----- RECORDS SHOWN -----

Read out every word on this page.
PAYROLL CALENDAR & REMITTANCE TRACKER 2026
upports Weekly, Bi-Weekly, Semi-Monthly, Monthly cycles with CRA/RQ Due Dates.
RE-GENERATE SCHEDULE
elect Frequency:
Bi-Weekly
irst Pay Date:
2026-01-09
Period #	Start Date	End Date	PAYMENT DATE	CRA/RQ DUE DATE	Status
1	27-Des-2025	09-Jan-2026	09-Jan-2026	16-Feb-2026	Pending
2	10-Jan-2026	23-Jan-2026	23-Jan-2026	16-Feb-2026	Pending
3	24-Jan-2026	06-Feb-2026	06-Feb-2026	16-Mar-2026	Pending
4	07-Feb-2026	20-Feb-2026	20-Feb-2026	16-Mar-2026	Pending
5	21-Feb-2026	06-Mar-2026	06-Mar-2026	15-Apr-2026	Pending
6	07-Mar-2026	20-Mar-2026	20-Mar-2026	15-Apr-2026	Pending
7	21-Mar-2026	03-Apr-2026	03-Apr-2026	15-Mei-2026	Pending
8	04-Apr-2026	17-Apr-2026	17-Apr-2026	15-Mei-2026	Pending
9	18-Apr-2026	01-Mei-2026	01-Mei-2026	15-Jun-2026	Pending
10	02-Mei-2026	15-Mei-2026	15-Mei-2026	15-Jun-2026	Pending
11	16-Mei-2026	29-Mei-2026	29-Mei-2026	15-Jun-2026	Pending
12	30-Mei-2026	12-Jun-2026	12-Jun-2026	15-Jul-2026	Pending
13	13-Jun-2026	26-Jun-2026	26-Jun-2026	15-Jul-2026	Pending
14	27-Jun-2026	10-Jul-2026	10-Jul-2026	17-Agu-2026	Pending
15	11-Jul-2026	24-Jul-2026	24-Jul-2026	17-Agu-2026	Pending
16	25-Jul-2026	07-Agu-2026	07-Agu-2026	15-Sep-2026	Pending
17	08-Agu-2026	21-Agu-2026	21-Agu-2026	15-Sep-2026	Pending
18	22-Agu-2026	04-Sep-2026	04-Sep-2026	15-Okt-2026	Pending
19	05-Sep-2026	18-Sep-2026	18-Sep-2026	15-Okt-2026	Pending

-----

* **TASK GOAL**
Tell how many lines of the material above hold "Weekly", answering with a bare number.

* **EXPECTED ANSWER**
2